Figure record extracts
┄┄┄┄┄┄┄┄┄┄┄┄┄┄┄┄┄┄┄┄

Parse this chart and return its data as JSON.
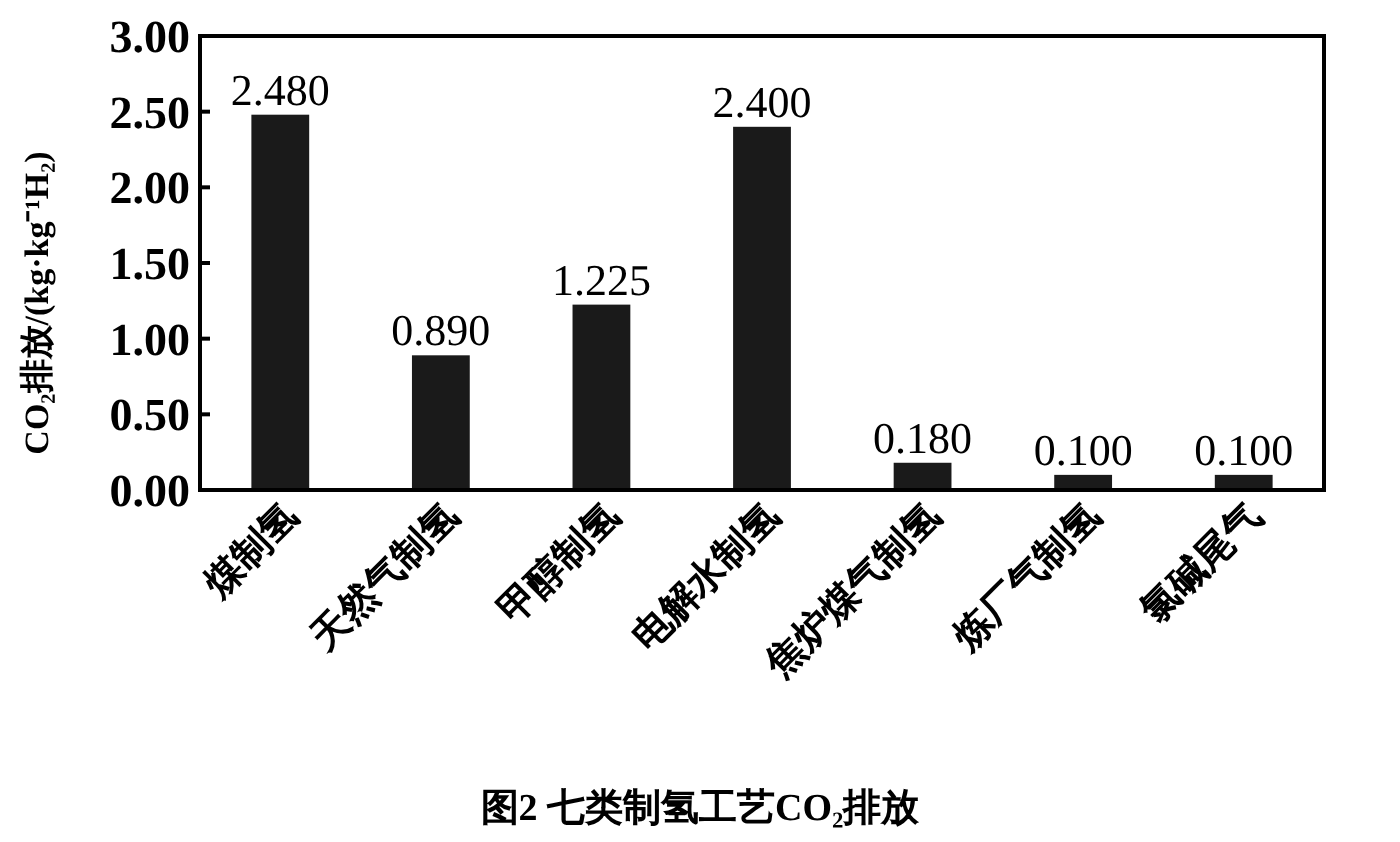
{
  "chart_data": {
    "type": "bar",
    "title": "图2 七类制氢工艺CO₂排放",
    "ylabel": "CO₂排放/(kg·kg⁻¹H₂)",
    "categories": [
      "煤制氢",
      "天然气制氢",
      "甲醇制氢",
      "电解水制氢",
      "焦炉煤气制氢",
      "炼厂气制氢",
      "氯碱尾气"
    ],
    "values": [
      2.48,
      0.89,
      1.225,
      2.4,
      0.18,
      0.1,
      0.1
    ],
    "value_labels": [
      "2.480",
      "0.890",
      "1.225",
      "2.400",
      "0.180",
      "0.100",
      "0.100"
    ],
    "color": "#1a1a1a",
    "ylim": [
      0,
      3
    ],
    "yticks": [
      {
        "value": 0,
        "label": "0.00"
      },
      {
        "value": 0.5,
        "label": "0.50"
      },
      {
        "value": 1,
        "label": "1.00"
      },
      {
        "value": 1.5,
        "label": "1.50"
      },
      {
        "value": 2,
        "label": "2.00"
      },
      {
        "value": 2.5,
        "label": "2.50"
      },
      {
        "value": 3,
        "label": "3.00"
      }
    ],
    "grid": false
  }
}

┄┄┄┄┄┄┄┄┄┄┄┄┄┄┄┄┄┄┄┄

None of the pictures should appear; repeat the records exactly otherwise.

== RESPONSE FOR THIS EXERCISE ==
Parse this chart and return its data as JSON.
{
  "chart_data": {
    "type": "bar",
    "title": "图2 七类制氢工艺CO₂排放",
    "ylabel": "CO₂排放/(kg·kg⁻¹H₂)",
    "categories": [
      "煤制氢",
      "天然气制氢",
      "甲醇制氢",
      "电解水制氢",
      "焦炉煤气制氢",
      "炼厂气制氢",
      "氯碱尾气"
    ],
    "values": [
      2.48,
      0.89,
      1.225,
      2.4,
      0.18,
      0.1,
      0.1
    ],
    "value_labels": [
      "2.480",
      "0.890",
      "1.225",
      "2.400",
      "0.180",
      "0.100",
      "0.100"
    ],
    "color": "#1a1a1a",
    "ylim": [
      0,
      3
    ],
    "yticks": [
      {
        "value": 0,
        "label": "0.00"
      },
      {
        "value": 0.5,
        "label": "0.50"
      },
      {
        "value": 1,
        "label": "1.00"
      },
      {
        "value": 1.5,
        "label": "1.50"
      },
      {
        "value": 2,
        "label": "2.00"
      },
      {
        "value": 2.5,
        "label": "2.50"
      },
      {
        "value": 3,
        "label": "3.00"
      }
    ],
    "grid": false
  }
}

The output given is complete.